**DIRECTIONS FOR THIS TASK**
Return the lines below that carry the word "الرياح".
▶
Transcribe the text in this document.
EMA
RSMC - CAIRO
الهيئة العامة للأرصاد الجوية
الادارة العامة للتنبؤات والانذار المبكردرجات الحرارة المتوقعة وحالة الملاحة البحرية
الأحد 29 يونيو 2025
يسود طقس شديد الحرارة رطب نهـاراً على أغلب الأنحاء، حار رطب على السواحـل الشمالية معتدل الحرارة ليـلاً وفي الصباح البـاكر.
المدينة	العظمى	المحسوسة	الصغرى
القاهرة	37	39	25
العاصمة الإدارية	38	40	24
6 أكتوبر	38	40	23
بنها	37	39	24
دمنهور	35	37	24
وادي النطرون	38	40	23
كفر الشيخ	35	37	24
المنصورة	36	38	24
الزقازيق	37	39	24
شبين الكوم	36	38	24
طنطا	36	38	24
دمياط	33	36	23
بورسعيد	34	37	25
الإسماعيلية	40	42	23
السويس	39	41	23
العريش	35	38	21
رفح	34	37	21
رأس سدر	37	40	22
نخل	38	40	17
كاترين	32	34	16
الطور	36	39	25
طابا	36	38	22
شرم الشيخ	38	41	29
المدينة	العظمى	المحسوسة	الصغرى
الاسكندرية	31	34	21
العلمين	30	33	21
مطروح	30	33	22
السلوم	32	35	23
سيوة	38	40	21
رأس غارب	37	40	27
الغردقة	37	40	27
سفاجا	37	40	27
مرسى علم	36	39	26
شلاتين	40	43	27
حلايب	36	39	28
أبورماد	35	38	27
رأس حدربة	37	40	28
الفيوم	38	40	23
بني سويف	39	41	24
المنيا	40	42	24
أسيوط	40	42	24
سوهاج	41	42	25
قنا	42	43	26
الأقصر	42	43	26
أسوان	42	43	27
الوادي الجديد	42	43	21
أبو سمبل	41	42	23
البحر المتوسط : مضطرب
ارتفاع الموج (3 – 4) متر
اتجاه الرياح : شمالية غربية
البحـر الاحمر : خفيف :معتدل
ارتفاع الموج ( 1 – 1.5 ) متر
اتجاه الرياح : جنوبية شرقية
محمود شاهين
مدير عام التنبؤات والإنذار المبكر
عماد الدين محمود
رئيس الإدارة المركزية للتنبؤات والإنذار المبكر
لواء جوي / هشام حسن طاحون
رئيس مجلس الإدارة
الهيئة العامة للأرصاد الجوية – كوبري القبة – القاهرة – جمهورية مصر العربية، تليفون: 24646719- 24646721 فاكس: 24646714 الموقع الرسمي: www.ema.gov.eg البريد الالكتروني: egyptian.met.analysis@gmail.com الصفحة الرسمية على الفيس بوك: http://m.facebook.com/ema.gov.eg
◀
**FULL ANSWER**
اتجاه الرياح : شمالية غربية
اتجاه الرياح : جنوبية شرقية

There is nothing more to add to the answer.